-- DIRECTIONS FOR THIS TASK --
Using the records below, locate all lines containing "instructions" and return them.

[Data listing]
· · · · ·

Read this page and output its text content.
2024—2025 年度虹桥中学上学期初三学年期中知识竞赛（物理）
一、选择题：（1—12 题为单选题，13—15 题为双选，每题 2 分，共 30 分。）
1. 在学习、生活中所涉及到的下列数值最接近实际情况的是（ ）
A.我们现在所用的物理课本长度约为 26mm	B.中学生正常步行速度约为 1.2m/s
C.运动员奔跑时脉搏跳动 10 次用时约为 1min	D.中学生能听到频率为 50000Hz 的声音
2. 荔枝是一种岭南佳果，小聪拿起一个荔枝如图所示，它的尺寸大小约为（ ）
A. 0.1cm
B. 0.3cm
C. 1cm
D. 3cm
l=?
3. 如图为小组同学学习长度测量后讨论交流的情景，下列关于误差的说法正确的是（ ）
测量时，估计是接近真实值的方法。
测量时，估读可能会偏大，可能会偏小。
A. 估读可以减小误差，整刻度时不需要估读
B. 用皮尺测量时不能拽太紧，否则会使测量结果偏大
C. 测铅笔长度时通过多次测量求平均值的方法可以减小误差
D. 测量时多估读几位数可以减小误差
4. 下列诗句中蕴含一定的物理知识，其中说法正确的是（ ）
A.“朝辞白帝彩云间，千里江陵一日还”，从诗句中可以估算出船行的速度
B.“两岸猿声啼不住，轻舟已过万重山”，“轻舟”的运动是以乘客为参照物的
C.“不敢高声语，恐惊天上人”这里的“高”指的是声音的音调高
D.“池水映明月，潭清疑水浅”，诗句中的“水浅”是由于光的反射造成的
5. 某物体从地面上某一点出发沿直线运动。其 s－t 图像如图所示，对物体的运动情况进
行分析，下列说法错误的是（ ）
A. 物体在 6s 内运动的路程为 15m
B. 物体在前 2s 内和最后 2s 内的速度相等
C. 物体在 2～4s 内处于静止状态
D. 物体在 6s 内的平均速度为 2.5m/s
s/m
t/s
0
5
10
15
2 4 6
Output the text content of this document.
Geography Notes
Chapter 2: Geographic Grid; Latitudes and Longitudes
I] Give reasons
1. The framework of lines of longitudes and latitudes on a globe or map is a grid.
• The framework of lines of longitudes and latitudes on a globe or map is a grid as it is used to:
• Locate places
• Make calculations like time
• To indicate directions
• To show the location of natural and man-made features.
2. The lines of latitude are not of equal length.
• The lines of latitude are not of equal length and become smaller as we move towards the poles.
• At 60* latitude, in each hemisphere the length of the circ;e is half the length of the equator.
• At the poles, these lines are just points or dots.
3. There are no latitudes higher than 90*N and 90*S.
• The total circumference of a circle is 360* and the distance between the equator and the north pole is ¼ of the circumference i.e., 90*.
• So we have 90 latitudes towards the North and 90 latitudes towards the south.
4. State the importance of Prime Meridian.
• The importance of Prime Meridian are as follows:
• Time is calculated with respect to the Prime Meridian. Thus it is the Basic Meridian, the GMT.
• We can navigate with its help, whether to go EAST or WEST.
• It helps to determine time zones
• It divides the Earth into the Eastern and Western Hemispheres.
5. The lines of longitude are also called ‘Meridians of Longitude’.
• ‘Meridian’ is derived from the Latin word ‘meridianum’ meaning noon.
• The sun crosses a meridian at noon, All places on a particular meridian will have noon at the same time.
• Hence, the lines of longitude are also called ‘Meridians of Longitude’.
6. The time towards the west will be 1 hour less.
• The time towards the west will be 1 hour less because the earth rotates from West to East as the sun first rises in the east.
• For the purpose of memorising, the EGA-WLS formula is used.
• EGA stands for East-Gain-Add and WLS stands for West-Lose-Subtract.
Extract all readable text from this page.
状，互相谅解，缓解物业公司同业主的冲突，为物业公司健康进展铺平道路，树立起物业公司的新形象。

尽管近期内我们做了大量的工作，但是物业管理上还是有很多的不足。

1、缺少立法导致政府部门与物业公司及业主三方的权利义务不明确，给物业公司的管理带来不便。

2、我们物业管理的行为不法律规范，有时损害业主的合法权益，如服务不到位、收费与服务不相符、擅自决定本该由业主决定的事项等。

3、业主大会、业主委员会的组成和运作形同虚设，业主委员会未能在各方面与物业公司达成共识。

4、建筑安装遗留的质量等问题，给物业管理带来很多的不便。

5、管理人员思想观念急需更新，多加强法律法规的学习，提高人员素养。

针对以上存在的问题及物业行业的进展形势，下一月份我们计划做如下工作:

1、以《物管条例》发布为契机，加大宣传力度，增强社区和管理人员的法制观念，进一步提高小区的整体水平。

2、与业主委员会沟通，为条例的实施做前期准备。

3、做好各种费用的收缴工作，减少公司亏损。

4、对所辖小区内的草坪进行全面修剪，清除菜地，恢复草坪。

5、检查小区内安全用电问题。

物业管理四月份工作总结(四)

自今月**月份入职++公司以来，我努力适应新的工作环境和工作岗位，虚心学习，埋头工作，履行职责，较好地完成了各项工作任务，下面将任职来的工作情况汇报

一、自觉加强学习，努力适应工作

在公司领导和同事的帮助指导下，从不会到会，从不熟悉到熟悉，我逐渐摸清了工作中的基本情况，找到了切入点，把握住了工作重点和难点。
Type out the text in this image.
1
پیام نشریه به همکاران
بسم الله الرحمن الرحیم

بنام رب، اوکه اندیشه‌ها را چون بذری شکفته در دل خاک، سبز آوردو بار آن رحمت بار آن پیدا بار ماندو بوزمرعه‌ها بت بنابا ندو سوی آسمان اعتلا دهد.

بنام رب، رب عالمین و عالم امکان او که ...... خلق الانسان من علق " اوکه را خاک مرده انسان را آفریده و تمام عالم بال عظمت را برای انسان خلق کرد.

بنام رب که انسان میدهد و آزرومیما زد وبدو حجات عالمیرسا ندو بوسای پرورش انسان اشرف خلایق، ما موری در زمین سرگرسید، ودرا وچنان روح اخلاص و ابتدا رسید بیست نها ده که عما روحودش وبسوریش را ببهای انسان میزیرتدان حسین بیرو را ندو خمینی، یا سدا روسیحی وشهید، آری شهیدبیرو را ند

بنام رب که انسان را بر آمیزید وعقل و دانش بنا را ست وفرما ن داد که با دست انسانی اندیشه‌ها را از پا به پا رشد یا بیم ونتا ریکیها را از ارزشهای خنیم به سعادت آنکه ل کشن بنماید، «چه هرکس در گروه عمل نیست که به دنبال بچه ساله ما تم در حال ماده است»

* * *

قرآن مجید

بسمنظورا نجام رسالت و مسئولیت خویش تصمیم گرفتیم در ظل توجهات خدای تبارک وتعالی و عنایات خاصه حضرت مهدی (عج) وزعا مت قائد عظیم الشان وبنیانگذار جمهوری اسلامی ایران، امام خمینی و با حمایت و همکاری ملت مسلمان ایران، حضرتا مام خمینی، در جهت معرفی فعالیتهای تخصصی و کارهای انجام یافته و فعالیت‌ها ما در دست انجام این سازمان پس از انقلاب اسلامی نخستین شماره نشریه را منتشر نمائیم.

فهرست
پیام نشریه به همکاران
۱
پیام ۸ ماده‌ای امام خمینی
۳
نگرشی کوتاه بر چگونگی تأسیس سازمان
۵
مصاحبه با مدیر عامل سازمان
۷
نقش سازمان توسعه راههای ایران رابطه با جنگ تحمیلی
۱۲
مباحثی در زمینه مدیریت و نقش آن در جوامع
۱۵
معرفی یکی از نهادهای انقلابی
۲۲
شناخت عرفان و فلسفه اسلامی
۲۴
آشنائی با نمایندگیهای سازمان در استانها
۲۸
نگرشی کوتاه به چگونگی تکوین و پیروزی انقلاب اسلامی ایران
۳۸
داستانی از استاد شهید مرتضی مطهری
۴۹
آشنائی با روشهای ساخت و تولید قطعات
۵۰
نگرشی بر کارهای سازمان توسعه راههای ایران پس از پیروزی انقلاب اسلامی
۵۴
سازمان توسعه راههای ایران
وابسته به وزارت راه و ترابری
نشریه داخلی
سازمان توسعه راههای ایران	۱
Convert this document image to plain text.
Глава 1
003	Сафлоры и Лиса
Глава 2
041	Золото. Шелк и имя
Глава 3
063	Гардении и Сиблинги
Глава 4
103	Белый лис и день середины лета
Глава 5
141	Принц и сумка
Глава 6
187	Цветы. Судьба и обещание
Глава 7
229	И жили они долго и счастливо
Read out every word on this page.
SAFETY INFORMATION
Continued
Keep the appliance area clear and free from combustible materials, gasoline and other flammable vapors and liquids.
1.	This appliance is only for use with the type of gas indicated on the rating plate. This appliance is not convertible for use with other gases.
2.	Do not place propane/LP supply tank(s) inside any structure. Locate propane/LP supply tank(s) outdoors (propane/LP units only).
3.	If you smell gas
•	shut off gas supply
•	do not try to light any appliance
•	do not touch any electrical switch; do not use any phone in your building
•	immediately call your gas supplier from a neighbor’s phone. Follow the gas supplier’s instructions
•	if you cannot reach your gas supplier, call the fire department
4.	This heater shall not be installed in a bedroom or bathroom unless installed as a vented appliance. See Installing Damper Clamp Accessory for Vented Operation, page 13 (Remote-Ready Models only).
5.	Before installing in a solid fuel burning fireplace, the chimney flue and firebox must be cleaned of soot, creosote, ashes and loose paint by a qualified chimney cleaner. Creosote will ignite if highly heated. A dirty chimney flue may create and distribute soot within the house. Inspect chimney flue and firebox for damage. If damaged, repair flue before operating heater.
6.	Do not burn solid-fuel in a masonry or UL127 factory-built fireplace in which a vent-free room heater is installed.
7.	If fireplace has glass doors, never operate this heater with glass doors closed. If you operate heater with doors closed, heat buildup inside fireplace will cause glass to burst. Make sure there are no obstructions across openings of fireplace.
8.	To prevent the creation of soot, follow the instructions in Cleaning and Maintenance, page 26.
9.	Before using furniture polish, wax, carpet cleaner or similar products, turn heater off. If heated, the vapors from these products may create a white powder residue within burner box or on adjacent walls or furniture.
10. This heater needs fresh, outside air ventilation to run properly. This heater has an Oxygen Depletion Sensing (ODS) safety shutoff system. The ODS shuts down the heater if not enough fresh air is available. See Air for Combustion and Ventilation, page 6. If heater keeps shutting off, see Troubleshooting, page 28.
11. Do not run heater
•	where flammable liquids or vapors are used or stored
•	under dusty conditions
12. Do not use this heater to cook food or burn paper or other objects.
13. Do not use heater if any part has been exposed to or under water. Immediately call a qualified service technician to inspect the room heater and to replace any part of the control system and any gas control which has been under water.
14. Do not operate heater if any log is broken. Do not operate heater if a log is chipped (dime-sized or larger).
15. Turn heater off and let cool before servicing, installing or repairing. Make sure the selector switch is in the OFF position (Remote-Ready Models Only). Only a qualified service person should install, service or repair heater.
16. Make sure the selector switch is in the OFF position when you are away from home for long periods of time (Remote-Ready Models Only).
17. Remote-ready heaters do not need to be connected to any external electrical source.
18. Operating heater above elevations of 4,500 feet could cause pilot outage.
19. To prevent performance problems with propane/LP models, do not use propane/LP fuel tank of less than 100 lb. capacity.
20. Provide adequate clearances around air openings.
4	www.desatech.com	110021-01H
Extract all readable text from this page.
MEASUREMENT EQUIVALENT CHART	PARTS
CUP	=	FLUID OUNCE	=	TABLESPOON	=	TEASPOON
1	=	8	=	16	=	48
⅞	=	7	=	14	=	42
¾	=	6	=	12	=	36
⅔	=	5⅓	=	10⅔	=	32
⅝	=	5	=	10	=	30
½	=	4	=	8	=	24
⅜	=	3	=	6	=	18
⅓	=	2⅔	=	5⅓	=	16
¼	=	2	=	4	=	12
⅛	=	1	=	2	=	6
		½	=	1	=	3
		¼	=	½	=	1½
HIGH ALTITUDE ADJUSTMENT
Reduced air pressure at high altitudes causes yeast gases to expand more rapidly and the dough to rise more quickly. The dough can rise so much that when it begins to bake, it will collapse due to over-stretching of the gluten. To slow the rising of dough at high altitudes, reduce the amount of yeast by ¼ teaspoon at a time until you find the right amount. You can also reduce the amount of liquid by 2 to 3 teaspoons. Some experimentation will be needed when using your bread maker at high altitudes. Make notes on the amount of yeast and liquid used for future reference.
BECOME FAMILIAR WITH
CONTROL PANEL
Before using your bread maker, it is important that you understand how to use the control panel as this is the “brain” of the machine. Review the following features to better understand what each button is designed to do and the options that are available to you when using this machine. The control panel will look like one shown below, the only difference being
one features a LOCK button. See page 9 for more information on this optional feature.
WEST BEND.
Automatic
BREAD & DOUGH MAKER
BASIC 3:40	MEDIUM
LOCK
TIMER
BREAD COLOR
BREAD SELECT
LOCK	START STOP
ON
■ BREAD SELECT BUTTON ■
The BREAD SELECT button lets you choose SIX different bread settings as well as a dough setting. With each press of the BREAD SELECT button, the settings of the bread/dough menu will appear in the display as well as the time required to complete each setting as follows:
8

· · · · ·

-- EXERCISE ANSWER --
•	immediately call your gas supplier from a neighbor’s phone. Follow the gas supplier’s instructions
8.	To prevent the creation of soot, follow the instructions in Cleaning and Maintenance, page 26.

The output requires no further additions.